WHAT YOU HAVE TO DO:
Extract all lines containing "kehidupan".

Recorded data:
[Begin]

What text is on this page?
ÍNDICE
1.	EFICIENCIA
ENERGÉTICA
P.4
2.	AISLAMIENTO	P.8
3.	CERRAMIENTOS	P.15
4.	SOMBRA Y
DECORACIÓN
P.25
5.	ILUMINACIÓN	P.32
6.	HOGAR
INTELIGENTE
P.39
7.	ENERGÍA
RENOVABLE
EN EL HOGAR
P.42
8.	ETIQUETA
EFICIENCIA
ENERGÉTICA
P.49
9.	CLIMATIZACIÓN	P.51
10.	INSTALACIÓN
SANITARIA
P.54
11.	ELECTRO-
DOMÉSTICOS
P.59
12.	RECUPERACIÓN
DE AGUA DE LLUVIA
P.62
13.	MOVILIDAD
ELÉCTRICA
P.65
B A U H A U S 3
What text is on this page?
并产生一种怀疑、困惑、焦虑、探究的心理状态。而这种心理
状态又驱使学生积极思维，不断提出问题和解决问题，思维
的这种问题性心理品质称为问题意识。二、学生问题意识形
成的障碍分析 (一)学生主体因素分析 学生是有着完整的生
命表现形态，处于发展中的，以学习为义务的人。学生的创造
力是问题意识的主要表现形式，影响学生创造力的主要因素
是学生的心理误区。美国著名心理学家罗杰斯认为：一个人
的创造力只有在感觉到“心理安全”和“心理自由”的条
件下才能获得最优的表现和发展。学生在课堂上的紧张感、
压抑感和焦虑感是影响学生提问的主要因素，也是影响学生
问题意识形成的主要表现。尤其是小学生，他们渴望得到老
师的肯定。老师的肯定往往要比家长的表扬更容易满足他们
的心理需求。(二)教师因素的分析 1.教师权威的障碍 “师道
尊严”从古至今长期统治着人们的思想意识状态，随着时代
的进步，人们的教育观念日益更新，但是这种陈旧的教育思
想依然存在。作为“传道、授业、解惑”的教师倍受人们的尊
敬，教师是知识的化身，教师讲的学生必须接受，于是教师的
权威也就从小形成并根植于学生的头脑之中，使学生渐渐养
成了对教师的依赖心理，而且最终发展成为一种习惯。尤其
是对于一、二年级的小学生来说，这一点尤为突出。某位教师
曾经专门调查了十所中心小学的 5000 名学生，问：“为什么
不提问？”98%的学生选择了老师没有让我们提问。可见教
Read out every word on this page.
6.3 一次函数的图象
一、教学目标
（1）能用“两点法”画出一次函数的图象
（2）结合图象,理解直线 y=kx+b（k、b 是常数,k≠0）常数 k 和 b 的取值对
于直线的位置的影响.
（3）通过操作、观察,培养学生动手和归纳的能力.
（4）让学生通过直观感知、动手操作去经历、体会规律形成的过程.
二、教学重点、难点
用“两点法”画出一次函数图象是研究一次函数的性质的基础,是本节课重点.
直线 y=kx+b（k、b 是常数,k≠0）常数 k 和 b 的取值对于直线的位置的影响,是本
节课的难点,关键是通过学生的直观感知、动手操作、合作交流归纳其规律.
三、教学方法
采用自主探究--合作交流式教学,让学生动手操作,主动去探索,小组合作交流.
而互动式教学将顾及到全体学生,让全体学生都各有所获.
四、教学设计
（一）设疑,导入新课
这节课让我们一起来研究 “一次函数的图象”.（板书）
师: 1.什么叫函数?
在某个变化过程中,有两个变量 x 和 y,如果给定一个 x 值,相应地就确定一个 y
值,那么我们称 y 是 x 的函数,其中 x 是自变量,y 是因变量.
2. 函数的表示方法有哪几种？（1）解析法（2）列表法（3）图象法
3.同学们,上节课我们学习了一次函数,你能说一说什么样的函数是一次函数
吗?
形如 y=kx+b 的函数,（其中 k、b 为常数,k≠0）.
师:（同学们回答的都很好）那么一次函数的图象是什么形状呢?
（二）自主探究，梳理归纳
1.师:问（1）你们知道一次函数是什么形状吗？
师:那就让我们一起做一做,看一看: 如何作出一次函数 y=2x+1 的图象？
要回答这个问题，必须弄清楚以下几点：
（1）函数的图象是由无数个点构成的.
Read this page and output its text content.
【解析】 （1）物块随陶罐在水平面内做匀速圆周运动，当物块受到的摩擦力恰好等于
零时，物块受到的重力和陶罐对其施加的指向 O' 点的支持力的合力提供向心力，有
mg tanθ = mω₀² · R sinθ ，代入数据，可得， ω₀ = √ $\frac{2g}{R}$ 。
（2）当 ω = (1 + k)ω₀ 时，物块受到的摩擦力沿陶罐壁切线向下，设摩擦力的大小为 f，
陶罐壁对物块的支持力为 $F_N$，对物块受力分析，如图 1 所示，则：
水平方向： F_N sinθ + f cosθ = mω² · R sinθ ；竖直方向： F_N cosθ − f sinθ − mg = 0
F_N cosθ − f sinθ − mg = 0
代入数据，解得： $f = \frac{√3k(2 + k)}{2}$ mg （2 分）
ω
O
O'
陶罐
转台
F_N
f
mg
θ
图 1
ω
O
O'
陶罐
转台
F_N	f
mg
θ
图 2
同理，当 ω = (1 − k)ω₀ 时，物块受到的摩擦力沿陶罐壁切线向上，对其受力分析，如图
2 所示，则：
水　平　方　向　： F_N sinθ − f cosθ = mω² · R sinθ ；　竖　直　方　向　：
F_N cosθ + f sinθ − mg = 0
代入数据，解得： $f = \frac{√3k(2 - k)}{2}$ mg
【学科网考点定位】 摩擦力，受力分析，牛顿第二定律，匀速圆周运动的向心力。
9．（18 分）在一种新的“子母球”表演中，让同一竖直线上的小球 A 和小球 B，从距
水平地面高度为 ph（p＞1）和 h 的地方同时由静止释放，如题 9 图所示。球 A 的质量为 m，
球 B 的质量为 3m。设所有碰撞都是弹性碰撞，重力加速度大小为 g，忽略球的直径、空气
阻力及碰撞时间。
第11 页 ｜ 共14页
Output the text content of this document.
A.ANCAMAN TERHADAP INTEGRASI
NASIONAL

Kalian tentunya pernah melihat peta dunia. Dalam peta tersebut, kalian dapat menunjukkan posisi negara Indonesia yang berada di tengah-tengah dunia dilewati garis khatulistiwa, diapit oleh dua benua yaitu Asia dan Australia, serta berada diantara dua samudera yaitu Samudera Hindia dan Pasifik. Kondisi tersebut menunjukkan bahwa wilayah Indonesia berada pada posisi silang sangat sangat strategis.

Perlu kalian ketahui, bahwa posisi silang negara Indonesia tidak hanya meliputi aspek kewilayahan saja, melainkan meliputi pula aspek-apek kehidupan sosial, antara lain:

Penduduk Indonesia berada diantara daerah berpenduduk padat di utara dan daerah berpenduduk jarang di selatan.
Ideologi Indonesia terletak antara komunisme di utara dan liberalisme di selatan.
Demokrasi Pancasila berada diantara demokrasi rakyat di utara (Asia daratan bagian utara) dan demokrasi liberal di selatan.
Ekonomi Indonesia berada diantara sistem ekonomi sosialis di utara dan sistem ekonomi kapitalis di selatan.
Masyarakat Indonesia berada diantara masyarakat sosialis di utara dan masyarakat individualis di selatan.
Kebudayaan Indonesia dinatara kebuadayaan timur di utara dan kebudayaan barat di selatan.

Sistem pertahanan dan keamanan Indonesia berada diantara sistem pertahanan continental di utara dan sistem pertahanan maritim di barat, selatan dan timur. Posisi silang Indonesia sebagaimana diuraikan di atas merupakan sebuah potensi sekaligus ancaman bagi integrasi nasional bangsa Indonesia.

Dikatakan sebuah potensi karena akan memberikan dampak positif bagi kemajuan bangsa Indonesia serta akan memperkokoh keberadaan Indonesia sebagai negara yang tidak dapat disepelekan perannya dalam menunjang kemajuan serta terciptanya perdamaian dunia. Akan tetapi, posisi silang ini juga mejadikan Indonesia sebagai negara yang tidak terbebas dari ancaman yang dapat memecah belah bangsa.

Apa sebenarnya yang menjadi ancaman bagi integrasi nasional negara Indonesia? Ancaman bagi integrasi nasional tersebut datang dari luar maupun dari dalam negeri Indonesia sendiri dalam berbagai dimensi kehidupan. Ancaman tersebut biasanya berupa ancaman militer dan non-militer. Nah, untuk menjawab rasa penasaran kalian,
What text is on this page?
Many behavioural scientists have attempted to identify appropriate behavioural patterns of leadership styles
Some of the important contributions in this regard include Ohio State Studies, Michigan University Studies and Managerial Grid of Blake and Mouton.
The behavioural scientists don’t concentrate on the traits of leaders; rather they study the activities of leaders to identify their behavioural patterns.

[End]

OUTPUT FOR THIS TASK:
Perlu kalian ketahui, bahwa posisi silang negara Indonesia tidak hanya meliputi aspek kewilayahan saja, melainkan meliputi pula aspek-apek kehidupan sosial, antara lain:
Apa sebenarnya yang menjadi ancaman bagi integrasi nasional negara Indonesia? Ancaman bagi integrasi nasional tersebut datang dari luar maupun dari dalam negeri Indonesia sendiri dalam berbagai dimensi kehidupan. Ancaman tersebut biasanya berupa ancaman militer dan non-militer. Nah, untuk menjawab rasa penasaran kalian,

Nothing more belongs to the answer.